■ TASK DESCRIPTION
Extract the listing in its entirety, keeping each line identical to the original.

** Start of PROVIDED ENTRIES **

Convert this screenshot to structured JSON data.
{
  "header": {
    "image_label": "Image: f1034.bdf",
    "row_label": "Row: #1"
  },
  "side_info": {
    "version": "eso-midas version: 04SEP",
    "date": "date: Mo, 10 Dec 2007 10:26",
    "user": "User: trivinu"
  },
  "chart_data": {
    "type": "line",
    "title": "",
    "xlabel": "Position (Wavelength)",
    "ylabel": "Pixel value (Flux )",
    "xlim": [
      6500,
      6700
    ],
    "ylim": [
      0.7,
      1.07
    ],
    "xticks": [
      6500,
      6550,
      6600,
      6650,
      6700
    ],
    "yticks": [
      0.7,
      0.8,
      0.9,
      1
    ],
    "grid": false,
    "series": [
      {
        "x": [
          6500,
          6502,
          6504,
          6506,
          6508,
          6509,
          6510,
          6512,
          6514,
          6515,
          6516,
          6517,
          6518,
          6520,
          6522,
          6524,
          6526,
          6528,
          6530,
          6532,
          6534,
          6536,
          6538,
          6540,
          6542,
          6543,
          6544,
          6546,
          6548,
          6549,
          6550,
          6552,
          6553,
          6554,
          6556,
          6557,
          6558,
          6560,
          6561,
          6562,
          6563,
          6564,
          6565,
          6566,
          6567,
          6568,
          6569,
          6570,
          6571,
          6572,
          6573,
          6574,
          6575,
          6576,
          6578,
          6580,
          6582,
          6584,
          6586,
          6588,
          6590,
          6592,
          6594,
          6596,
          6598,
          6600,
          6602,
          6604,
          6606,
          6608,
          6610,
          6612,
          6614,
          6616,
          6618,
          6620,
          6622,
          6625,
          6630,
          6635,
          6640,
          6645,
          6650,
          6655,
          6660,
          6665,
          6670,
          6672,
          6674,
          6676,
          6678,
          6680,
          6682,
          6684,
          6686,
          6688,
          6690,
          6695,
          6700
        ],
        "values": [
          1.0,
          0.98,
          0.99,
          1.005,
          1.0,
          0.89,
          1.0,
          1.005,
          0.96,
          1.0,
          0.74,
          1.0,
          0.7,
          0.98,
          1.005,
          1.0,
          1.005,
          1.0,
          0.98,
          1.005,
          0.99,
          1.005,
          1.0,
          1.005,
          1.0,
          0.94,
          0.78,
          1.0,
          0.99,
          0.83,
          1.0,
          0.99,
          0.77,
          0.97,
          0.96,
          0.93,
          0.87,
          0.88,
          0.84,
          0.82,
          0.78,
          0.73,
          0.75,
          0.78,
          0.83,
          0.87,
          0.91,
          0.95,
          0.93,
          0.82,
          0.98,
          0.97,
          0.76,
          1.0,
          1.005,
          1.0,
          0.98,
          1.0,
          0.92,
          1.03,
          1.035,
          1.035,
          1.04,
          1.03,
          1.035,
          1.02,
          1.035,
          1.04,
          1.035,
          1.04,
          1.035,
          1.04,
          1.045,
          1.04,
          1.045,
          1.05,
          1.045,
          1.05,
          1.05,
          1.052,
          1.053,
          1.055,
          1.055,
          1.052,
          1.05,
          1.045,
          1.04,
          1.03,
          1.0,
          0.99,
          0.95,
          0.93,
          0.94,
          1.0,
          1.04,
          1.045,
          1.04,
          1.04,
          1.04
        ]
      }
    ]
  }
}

** End of PROVIDED ENTRIES **

■ OUTPUT FOR THIS EXERCISE
Convert this screenshot to structured JSON data.
{
  "header": {
    "image_label": "Image: f1034.bdf",
    "row_label": "Row: #1"
  },
  "side_info": {
    "version": "eso-midas version: 04SEP",
    "date": "date: Mo, 10 Dec 2007 10:26",
    "user": "User: trivinu"
  },
  "chart_data": {
    "type": "line",
    "title": "",
    "xlabel": "Position (Wavelength)",
    "ylabel": "Pixel value (Flux )",
    "xlim": [
      6500,
      6700
    ],
    "ylim": [
      0.7,
      1.07
    ],
    "xticks": [
      6500,
      6550,
      6600,
      6650,
      6700
    ],
    "yticks": [
      0.7,
      0.8,
      0.9,
      1
    ],
    "grid": false,
    "series": [
      {
        "x": [
          6500,
          6502,
          6504,
          6506,
          6508,
          6509,
          6510,
          6512,
          6514,
          6515,
          6516,
          6517,
          6518,
          6520,
          6522,
          6524,
          6526,
          6528,
          6530,
          6532,
          6534,
          6536,
          6538,
          6540,
          6542,
          6543,
          6544,
          6546,
          6548,
          6549,
          6550,
          6552,
          6553,
          6554,
          6556,
          6557,
          6558,
          6560,
          6561,
          6562,
          6563,
          6564,
          6565,
          6566,
          6567,
          6568,
          6569,
          6570,
          6571,
          6572,
          6573,
          6574,
          6575,
          6576,
          6578,
          6580,
          6582,
          6584,
          6586,
          6588,
          6590,
          6592,
          6594,
          6596,
          6598,
          6600,
          6602,
          6604,
          6606,
          6608,
          6610,
          6612,
          6614,
          6616,
          6618,
          6620,
          6622,
          6625,
          6630,
          6635,
          6640,
          6645,
          6650,
          6655,
          6660,
          6665,
          6670,
          6672,
          6674,
          6676,
          6678,
          6680,
          6682,
          6684,
          6686,
          6688,
          6690,
          6695,
          6700
        ],
        "values": [
          1.0,
          0.98,
          0.99,
          1.005,
          1.0,
          0.89,
          1.0,
          1.005,
          0.96,
          1.0,
          0.74,
          1.0,
          0.7,
          0.98,
          1.005,
          1.0,
          1.005,
          1.0,
          0.98,
          1.005,
          0.99,
          1.005,
          1.0,
          1.005,
          1.0,
          0.94,
          0.78,
          1.0,
          0.99,
          0.83,
          1.0,
          0.99,
          0.77,
          0.97,
          0.96,
          0.93,
          0.87,
          0.88,
          0.84,
          0.82,
          0.78,
          0.73,
          0.75,
          0.78,
          0.83,
          0.87,
          0.91,
          0.95,
          0.93,
          0.82,
          0.98,
          0.97,
          0.76,
          1.0,
          1.005,
          1.0,
          0.98,
          1.0,
          0.92,
          1.03,
          1.035,
          1.035,
          1.04,
          1.03,
          1.035,
          1.02,
          1.035,
          1.04,
          1.035,
          1.04,
          1.035,
          1.04,
          1.045,
          1.04,
          1.045,
          1.05,
          1.045,
          1.05,
          1.05,
          1.052,
          1.053,
          1.055,
          1.055,
          1.052,
          1.05,
          1.045,
          1.04,
          1.03,
          1.0,
          0.99,
          0.95,
          0.93,
          0.94,
          1.0,
          1.04,
          1.045,
          1.04,
          1.04,
          1.04
        ]
      }
    ]
  }
}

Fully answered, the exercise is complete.